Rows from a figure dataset
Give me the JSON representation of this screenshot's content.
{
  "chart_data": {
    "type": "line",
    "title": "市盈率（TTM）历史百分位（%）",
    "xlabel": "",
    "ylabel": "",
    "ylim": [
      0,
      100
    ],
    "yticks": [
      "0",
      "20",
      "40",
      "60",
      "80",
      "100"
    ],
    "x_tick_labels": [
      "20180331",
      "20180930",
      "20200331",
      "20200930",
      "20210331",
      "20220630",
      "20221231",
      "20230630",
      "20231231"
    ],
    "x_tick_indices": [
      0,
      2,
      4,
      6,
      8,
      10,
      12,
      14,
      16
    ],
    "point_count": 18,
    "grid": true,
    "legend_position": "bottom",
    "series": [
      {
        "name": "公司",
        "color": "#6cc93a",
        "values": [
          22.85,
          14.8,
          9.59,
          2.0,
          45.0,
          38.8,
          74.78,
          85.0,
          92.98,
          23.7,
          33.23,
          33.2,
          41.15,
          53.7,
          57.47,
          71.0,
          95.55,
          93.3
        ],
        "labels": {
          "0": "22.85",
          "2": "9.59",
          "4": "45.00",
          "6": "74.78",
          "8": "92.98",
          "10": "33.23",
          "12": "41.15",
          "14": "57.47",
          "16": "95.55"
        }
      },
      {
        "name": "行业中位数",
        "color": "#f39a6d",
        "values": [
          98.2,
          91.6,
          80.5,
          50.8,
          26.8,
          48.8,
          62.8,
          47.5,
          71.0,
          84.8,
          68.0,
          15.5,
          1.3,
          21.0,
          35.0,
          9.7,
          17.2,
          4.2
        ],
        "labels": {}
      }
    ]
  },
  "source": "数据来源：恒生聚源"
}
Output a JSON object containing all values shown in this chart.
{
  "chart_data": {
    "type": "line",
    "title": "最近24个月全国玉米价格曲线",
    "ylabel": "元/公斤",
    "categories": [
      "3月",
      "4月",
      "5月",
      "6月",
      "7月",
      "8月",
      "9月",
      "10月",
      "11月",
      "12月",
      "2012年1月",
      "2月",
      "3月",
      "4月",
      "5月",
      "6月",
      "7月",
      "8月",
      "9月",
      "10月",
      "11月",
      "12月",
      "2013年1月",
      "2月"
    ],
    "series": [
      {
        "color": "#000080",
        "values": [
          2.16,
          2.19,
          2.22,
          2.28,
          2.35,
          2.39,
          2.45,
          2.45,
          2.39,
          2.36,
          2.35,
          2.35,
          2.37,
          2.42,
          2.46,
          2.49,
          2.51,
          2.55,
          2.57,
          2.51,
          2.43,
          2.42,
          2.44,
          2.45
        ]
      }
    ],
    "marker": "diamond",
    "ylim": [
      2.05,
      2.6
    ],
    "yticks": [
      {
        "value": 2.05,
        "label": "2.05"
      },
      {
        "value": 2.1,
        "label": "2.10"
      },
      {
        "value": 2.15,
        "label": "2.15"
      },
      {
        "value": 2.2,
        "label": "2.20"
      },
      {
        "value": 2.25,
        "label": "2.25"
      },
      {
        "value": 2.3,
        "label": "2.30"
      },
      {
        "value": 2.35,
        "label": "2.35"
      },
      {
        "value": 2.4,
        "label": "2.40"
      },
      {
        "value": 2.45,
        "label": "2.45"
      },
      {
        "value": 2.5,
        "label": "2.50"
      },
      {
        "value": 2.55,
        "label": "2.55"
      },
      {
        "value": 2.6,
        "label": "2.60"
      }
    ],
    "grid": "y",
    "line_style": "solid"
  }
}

GIVEN EXERCISE: Please output the complete data exactly.

RESULT:
Give me the JSON representation of this screenshot's content.
{
  "chart_data": {
    "type": "line",
    "title": "市盈率（TTM）历史百分位（%）",
    "xlabel": "",
    "ylabel": "",
    "ylim": [
      0,
      100
    ],
    "yticks": [
      "0",
      "20",
      "40",
      "60",
      "80",
      "100"
    ],
    "x_tick_labels": [
      "20180331",
      "20180930",
      "20200331",
      "20200930",
      "20210331",
      "20220630",
      "20221231",
      "20230630",
      "20231231"
    ],
    "x_tick_indices": [
      0,
      2,
      4,
      6,
      8,
      10,
      12,
      14,
      16
    ],
    "point_count": 18,
    "grid": true,
    "legend_position": "bottom",
    "series": [
      {
        "name": "公司",
        "color": "#6cc93a",
        "values": [
          22.85,
          14.8,
          9.59,
          2.0,
          45.0,
          38.8,
          74.78,
          85.0,
          92.98,
          23.7,
          33.23,
          33.2,
          41.15,
          53.7,
          57.47,
          71.0,
          95.55,
          93.3
        ],
        "labels": {
          "0": "22.85",
          "2": "9.59",
          "4": "45.00",
          "6": "74.78",
          "8": "92.98",
          "10": "33.23",
          "12": "41.15",
          "14": "57.47",
          "16": "95.55"
        }
      },
      {
        "name": "行业中位数",
        "color": "#f39a6d",
        "values": [
          98.2,
          91.6,
          80.5,
          50.8,
          26.8,
          48.8,
          62.8,
          47.5,
          71.0,
          84.8,
          68.0,
          15.5,
          1.3,
          21.0,
          35.0,
          9.7,
          17.2,
          4.2
        ],
        "labels": {}
      }
    ]
  },
  "source": "数据来源：恒生聚源"
}
Output a JSON object containing all values shown in this chart.
{
  "chart_data": {
    "type": "line",
    "title": "最近24个月全国玉米价格曲线",
    "ylabel": "元/公斤",
    "categories": [
      "3月",
      "4月",
      "5月",
      "6月",
      "7月",
      "8月",
      "9月",
      "10月",
      "11月",
      "12月",
      "2012年1月",
      "2月",
      "3月",
      "4月",
      "5月",
      "6月",
      "7月",
      "8月",
      "9月",
      "10月",
      "11月",
      "12月",
      "2013年1月",
      "2月"
    ],
    "series": [
      {
        "color": "#000080",
        "values": [
          2.16,
          2.19,
          2.22,
          2.28,
          2.35,
          2.39,
          2.45,
          2.45,
          2.39,
          2.36,
          2.35,
          2.35,
          2.37,
          2.42,
          2.46,
          2.49,
          2.51,
          2.55,
          2.57,
          2.51,
          2.43,
          2.42,
          2.44,
          2.45
        ]
      }
    ],
    "marker": "diamond",
    "ylim": [
      2.05,
      2.6
    ],
    "yticks": [
      {
        "value": 2.05,
        "label": "2.05"
      },
      {
        "value": 2.1,
        "label": "2.10"
      },
      {
        "value": 2.15,
        "label": "2.15"
      },
      {
        "value": 2.2,
        "label": "2.20"
      },
      {
        "value": 2.25,
        "label": "2.25"
      },
      {
        "value": 2.3,
        "label": "2.30"
      },
      {
        "value": 2.35,
        "label": "2.35"
      },
      {
        "value": 2.4,
        "label": "2.40"
      },
      {
        "value": 2.45,
        "label": "2.45"
      },
      {
        "value": 2.5,
        "label": "2.50"
      },
      {
        "value": 2.55,
        "label": "2.55"
      },
      {
        "value": 2.6,
        "label": "2.60"
      }
    ],
    "grid": "y",
    "line_style": "solid"
  }
}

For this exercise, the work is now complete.